REQUIREMENT | Can you rewrite the bug discussion from "And I think" up to and including "self._check_json_chunk(d, v, prefix=p)", putting "root cause" in place of "underlying failure"?

PASSAGE SHOWN |
Related incident: https://wikitech.wikimedia.org/wiki/Incident_documentation/2017-09-22_REST-API-alert-pageimage-update

Event Timeline

At first look looks like it raised the exception in swagger.py:255 calling self._check_json_chunk(data, self.body) that is recursive.

And I think the underlying failure is at line 329, at some point in the recursion k was not anymore in data and d was None so at the next round it tried to execute get() on None:

d = data.get(k, None)
self._check_json_chunk(d, v, prefix=p)

I'm not familiar with the tool but if you (@fgiunchedi) think I should take care of it (due to the SRE-tools tag) just let me know 😉

Thanks @Volans for taking a look! If you have time I think that'd be great to have fixed, OTOH it is one of "nice to have" things more than anything else. Also I don't really know how much work it'd be :(

Change 321714 had a related patch set uploaded (by Volans):
add additional information on malformed responses

https://gerrit.wikimedia.org/r/321714

Volans moved this task from In Progress to In Code Review on the SRE-tools board.

MATERIAL PROVIDED |
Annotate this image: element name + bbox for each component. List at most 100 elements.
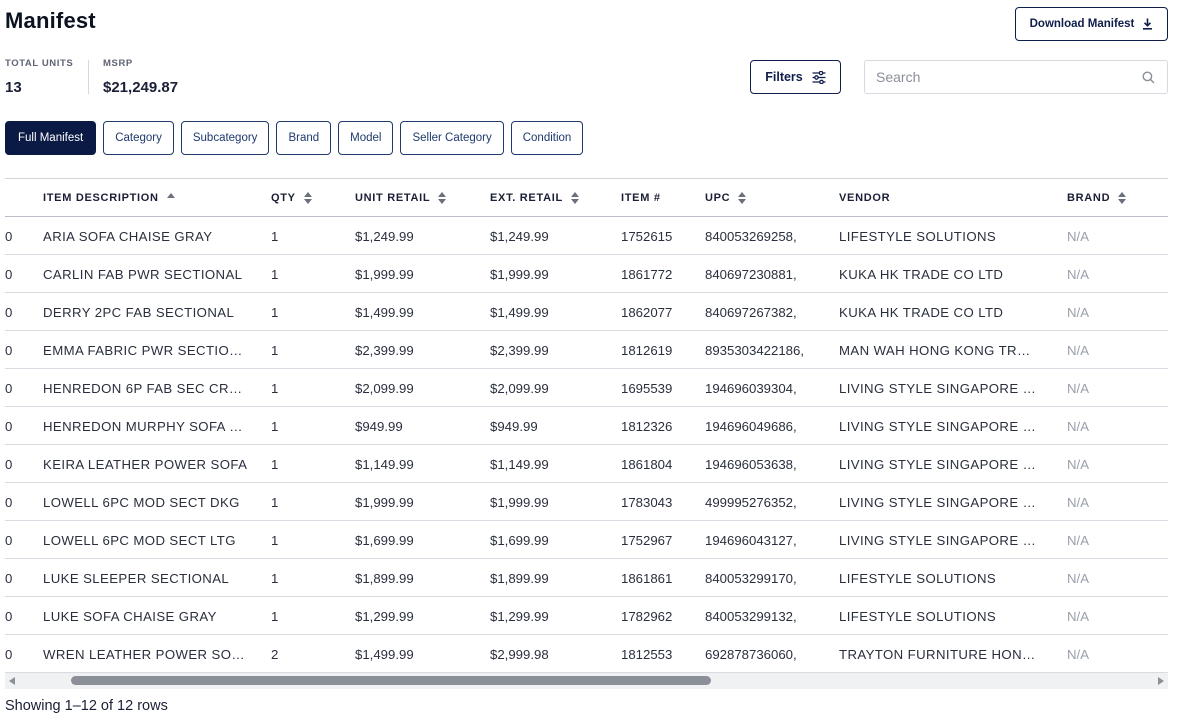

COMPLETE ANSWER |
And I think the root cause is at line 329, at some point in the recursion k was not anymore in data and d was None so at the next round it tried to execute get() on None:

d = data.get(k, None)
self._check_json_chunk(d, v, prefix=p)